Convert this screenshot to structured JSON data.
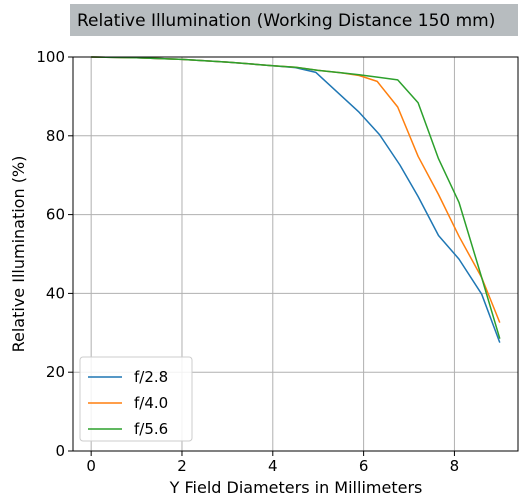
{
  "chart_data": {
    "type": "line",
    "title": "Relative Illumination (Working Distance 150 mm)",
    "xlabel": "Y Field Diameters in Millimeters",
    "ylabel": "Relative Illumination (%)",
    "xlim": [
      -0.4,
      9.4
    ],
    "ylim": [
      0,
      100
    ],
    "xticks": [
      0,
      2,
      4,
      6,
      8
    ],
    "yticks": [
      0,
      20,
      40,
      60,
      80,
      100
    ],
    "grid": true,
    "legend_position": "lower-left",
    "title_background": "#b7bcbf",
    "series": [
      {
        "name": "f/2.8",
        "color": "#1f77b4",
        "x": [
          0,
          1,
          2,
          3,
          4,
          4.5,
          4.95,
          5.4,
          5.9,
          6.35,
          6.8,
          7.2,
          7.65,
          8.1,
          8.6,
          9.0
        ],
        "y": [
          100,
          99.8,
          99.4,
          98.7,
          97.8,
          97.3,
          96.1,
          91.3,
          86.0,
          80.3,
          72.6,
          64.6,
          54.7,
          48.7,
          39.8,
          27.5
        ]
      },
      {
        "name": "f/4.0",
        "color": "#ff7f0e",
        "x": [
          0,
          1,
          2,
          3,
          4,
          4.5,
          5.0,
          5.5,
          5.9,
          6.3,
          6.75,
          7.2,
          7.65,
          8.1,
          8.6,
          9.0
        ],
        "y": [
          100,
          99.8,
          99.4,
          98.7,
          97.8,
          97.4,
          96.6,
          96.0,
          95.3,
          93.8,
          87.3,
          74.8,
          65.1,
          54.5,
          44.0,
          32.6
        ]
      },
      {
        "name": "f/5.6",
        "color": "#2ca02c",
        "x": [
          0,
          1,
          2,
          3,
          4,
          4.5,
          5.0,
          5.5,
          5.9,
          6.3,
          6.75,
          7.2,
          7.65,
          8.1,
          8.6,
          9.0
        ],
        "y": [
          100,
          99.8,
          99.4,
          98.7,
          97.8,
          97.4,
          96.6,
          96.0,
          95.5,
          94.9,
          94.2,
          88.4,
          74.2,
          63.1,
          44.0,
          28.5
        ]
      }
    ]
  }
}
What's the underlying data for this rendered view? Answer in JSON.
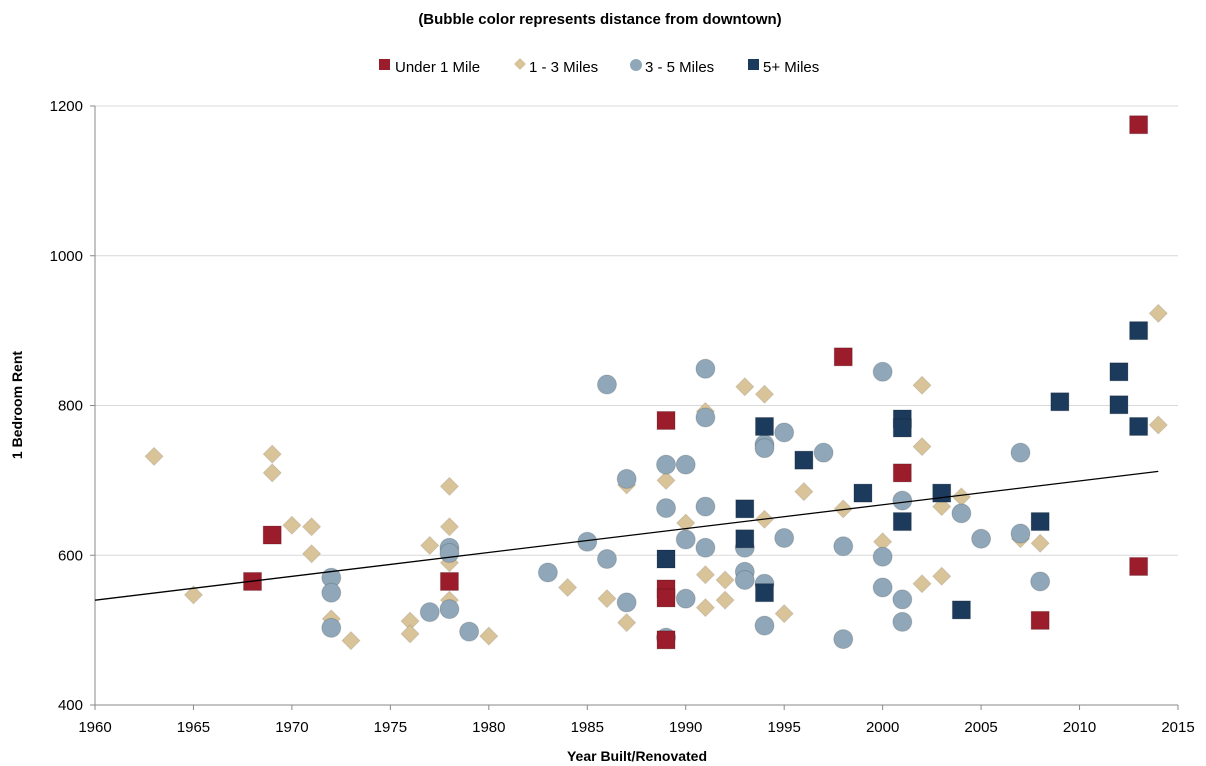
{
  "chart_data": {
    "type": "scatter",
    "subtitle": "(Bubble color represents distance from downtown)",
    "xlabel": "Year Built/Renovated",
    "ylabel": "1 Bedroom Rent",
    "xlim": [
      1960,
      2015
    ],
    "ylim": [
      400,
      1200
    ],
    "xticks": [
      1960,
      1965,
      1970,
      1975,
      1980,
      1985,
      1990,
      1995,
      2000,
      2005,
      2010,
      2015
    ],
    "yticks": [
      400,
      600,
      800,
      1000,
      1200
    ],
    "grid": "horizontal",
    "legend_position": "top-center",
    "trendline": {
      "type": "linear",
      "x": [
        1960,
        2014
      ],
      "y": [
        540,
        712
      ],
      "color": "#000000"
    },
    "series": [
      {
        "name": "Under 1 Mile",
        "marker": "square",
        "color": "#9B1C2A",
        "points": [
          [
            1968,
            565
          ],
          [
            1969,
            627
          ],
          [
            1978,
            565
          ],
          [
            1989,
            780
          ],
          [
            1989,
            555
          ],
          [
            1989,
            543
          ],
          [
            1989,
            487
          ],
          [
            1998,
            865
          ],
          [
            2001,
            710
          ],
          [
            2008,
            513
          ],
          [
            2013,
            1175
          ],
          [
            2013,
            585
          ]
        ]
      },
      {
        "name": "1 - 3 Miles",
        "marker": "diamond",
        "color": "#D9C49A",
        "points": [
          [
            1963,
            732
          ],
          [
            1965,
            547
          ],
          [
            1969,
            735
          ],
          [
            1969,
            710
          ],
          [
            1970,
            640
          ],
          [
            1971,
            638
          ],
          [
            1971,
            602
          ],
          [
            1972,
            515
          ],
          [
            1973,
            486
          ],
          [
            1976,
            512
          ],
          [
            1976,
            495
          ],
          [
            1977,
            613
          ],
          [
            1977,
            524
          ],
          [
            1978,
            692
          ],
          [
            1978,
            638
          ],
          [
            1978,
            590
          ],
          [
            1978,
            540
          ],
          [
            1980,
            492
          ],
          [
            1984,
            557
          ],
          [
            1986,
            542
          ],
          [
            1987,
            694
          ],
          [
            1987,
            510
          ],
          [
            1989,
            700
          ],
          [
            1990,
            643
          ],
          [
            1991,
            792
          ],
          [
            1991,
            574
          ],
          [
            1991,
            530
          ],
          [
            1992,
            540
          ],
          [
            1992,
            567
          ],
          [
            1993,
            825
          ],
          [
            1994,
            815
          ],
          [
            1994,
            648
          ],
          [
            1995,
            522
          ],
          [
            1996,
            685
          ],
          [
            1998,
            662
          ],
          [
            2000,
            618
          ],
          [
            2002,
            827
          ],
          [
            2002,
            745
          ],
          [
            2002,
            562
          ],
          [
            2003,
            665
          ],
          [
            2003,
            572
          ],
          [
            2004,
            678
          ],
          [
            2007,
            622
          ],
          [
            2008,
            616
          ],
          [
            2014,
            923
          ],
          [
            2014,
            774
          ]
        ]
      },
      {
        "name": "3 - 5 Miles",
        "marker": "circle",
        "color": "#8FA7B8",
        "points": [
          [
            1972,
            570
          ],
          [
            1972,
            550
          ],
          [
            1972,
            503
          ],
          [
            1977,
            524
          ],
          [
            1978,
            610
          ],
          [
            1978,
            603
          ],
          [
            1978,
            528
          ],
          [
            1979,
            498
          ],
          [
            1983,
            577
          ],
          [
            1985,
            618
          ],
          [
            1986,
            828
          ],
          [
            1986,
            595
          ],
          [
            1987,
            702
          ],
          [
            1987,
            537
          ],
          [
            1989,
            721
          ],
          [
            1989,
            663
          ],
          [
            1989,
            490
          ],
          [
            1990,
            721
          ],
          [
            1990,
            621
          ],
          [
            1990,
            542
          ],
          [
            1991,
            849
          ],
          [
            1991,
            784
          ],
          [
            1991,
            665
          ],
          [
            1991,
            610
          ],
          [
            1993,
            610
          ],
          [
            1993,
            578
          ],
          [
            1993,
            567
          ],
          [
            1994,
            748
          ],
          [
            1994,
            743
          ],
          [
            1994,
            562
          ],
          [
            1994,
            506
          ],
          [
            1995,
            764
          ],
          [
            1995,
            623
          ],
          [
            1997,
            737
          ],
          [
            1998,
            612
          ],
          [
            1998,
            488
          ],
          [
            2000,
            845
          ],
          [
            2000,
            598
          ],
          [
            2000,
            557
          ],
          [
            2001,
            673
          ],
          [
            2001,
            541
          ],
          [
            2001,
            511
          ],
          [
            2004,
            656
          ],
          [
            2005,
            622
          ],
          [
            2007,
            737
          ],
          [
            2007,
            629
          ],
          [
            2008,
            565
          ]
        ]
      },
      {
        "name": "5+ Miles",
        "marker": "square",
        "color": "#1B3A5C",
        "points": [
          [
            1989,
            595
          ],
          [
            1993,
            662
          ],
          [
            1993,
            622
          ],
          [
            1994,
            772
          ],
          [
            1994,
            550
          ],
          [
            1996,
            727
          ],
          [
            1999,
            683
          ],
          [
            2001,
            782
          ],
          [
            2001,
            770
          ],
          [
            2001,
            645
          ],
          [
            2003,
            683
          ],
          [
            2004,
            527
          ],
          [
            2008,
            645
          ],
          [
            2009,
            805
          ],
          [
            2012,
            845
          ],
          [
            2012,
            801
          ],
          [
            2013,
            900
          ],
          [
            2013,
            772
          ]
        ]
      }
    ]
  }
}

__________________________________________________

**Directions for this task:**
Go through the preceding material and copy each line that has the word "Relative".

**The completed task:**
    "title": "Relative Illumination (Working Distance 150 mm)",
    "ylabel": "Relative Illumination (%)",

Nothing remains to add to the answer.